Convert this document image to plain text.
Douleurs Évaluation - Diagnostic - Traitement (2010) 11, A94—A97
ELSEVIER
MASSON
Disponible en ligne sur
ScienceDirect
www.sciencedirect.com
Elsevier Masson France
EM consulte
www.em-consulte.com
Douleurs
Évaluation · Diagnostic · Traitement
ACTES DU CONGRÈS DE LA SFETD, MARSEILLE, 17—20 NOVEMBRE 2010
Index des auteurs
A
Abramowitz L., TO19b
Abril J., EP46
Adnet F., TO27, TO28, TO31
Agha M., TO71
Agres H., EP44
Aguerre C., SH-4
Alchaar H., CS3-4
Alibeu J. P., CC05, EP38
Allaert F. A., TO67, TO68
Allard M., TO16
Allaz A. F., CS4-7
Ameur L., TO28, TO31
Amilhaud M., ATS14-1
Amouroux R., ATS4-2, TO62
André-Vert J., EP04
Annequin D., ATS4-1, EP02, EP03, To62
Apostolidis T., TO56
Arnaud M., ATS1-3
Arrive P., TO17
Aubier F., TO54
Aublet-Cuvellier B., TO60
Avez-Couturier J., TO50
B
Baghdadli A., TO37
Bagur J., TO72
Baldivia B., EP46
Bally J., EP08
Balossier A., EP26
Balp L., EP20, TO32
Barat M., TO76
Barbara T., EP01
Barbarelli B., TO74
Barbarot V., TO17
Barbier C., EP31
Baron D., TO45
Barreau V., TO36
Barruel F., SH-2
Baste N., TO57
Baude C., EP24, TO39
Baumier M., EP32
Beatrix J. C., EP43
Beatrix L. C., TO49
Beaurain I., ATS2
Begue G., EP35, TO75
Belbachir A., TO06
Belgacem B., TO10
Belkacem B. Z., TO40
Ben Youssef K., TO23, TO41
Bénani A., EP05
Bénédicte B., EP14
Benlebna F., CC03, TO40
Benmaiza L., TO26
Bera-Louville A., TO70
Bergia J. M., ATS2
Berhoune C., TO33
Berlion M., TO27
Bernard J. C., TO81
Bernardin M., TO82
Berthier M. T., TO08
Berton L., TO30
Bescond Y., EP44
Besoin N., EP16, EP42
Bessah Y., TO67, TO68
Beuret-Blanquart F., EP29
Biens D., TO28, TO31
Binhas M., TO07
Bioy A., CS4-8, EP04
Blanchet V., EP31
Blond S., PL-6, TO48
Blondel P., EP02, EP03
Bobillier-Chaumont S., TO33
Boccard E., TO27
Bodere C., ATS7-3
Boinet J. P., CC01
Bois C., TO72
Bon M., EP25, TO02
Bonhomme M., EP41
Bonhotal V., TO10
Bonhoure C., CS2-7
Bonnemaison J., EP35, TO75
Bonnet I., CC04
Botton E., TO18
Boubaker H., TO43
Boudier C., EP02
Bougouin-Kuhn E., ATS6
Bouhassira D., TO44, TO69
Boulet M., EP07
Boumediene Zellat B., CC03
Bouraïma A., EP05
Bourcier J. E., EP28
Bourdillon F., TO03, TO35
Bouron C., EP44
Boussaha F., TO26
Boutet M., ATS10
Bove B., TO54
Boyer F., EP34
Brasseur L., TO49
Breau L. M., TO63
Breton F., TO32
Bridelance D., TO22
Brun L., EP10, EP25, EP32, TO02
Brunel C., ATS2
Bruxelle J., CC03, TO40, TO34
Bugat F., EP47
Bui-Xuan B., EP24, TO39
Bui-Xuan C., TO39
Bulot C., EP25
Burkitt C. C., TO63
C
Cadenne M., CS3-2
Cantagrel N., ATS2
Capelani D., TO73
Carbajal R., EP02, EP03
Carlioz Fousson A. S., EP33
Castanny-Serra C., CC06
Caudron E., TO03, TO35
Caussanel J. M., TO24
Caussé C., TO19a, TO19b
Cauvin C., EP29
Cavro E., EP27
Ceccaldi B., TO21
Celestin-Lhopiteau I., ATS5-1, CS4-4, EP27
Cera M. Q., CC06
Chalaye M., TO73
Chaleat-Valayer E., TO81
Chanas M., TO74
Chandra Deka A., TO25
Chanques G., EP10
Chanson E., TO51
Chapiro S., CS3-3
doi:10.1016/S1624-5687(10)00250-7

================================

**Request**: All the data must be duplicated exactly, with nothing added or removed.

**Written answer**:
Convert this document image to plain text.
Douleurs Évaluation - Diagnostic - Traitement (2010) 11, A94—A97
ELSEVIER
MASSON
Disponible en ligne sur
ScienceDirect
www.sciencedirect.com
Elsevier Masson France
EM consulte
www.em-consulte.com
Douleurs
Évaluation · Diagnostic · Traitement
ACTES DU CONGRÈS DE LA SFETD, MARSEILLE, 17—20 NOVEMBRE 2010
Index des auteurs
A
Abramowitz L., TO19b
Abril J., EP46
Adnet F., TO27, TO28, TO31
Agha M., TO71
Agres H., EP44
Aguerre C., SH-4
Alchaar H., CS3-4
Alibeu J. P., CC05, EP38
Allaert F. A., TO67, TO68
Allard M., TO16
Allaz A. F., CS4-7
Ameur L., TO28, TO31
Amilhaud M., ATS14-1
Amouroux R., ATS4-2, TO62
André-Vert J., EP04
Annequin D., ATS4-1, EP02, EP03, To62
Apostolidis T., TO56
Arnaud M., ATS1-3
Arrive P., TO17
Aubier F., TO54
Aublet-Cuvellier B., TO60
Avez-Couturier J., TO50
B
Baghdadli A., TO37
Bagur J., TO72
Baldivia B., EP46
Bally J., EP08
Balossier A., EP26
Balp L., EP20, TO32
Barat M., TO76
Barbara T., EP01
Barbarelli B., TO74
Barbarot V., TO17
Barbier C., EP31
Baron D., TO45
Barreau V., TO36
Barruel F., SH-2
Baste N., TO57
Baude C., EP24, TO39
Baumier M., EP32
Beatrix J. C., EP43
Beatrix L. C., TO49
Beaurain I., ATS2
Begue G., EP35, TO75
Belbachir A., TO06
Belgacem B., TO10
Belkacem B. Z., TO40
Ben Youssef K., TO23, TO41
Bénani A., EP05
Bénédicte B., EP14
Benlebna F., CC03, TO40
Benmaiza L., TO26
Bera-Louville A., TO70
Bergia J. M., ATS2
Berhoune C., TO33
Berlion M., TO27
Bernard J. C., TO81
Bernardin M., TO82
Berthier M. T., TO08
Berton L., TO30
Bescond Y., EP44
Besoin N., EP16, EP42
Bessah Y., TO67, TO68
Beuret-Blanquart F., EP29
Biens D., TO28, TO31
Binhas M., TO07
Bioy A., CS4-8, EP04
Blanchet V., EP31
Blond S., PL-6, TO48
Blondel P., EP02, EP03
Bobillier-Chaumont S., TO33
Boccard E., TO27
Bodere C., ATS7-3
Boinet J. P., CC01
Bois C., TO72
Bon M., EP25, TO02
Bonhomme M., EP41
Bonhotal V., TO10
Bonhoure C., CS2-7
Bonnemaison J., EP35, TO75
Bonnet I., CC04
Botton E., TO18
Boubaker H., TO43
Boudier C., EP02
Bougouin-Kuhn E., ATS6
Bouhassira D., TO44, TO69
Boulet M., EP07
Boumediene Zellat B., CC03
Bouraïma A., EP05
Bourcier J. E., EP28
Bourdillon F., TO03, TO35
Bouron C., EP44
Boussaha F., TO26
Boutet M., ATS10
Bove B., TO54
Boyer F., EP34
Brasseur L., TO49
Breau L. M., TO63
Breton F., TO32
Bridelance D., TO22
Brun L., EP10, EP25, EP32, TO02
Brunel C., ATS2
Bruxelle J., CC03, TO40, TO34
Bugat F., EP47
Bui-Xuan B., EP24, TO39
Bui-Xuan C., TO39
Bulot C., EP25
Burkitt C. C., TO63
C
Cadenne M., CS3-2
Cantagrel N., ATS2
Capelani D., TO73
Carbajal R., EP02, EP03
Carlioz Fousson A. S., EP33
Castanny-Serra C., CC06
Caudron E., TO03, TO35
Caussanel J. M., TO24
Caussé C., TO19a, TO19b
Cauvin C., EP29
Cavro E., EP27
Ceccaldi B., TO21
Celestin-Lhopiteau I., ATS5-1, CS4-4, EP27
Cera M. Q., CC06
Chalaye M., TO73
Chaleat-Valayer E., TO81
Chanas M., TO74
Chandra Deka A., TO25
Chanques G., EP10
Chanson E., TO51
Chapiro S., CS3-3
doi:10.1016/S1624-5687(10)00250-7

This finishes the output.